Work instructions: Work out how many lines contain "PEEP". Reply with the count alone.

(Dataset items)
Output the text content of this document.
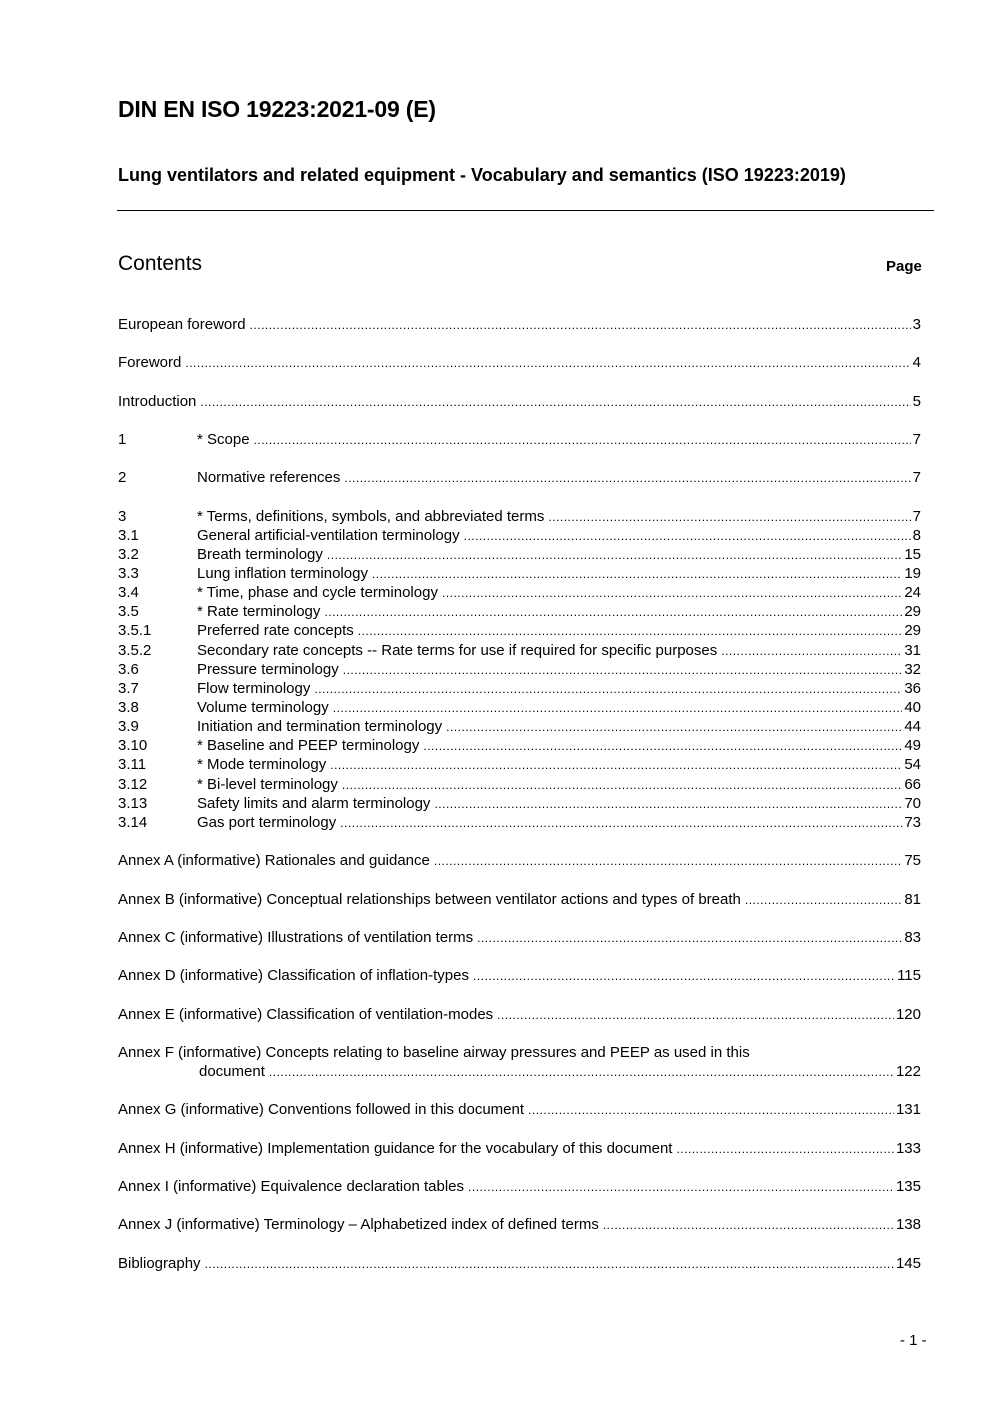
DIN EN ISO 19223:2021-09 (E)
Lung ventilators and related equipment - Vocabulary and semantics (ISO 19223:2019)
Contents	Page
European foreword .....	3
Foreword .....	4
Introduction .....	5
1	* Scope .....	7
2	Normative references .....	7
3	* Terms, definitions, symbols, and abbreviated terms .....	7
3.1	General artificial-ventilation terminology .....	8
3.2	Breath terminology .....	15
3.3	Lung inflation terminology .....	19
3.4	* Time, phase and cycle terminology .....	24
3.5	* Rate terminology .....	29
3.5.1	Preferred rate concepts .....	29
3.5.2	Secondary rate concepts -- Rate terms for use if required for specific purposes .....	31
3.6	Pressure terminology .....	32
3.7	Flow terminology .....	36
3.8	Volume terminology .....	40
3.9	Initiation and termination terminology .....	44
3.10	* Baseline and PEEP terminology .....	49
3.11	* Mode terminology .....	54
3.12	* Bi-level terminology .....	66
3.13	Safety limits and alarm terminology .....	70
3.14	Gas port terminology .....	73
Annex A (informative) Rationales and guidance .....	75
Annex B (informative) Conceptual relationships between ventilator actions and types of breath .....	81
Annex C (informative) Illustrations of ventilation terms .....	83
Annex D (informative) Classification of inflation-types .....	115
Annex E (informative) Classification of ventilation-modes .....	120
Annex F (informative) Concepts relating to baseline airway pressures and PEEP as used in this
document .....	122
Annex G (informative) Conventions followed in this document .....	131
Annex H (informative) Implementation guidance for the vocabulary of this document .....	133
Annex I (informative) Equivalence declaration tables .....	135
Annex J (informative) Terminology – Alphabetized index of defined terms .....	138
Bibliography .....	145
- 1 -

Solution for this exercise: 2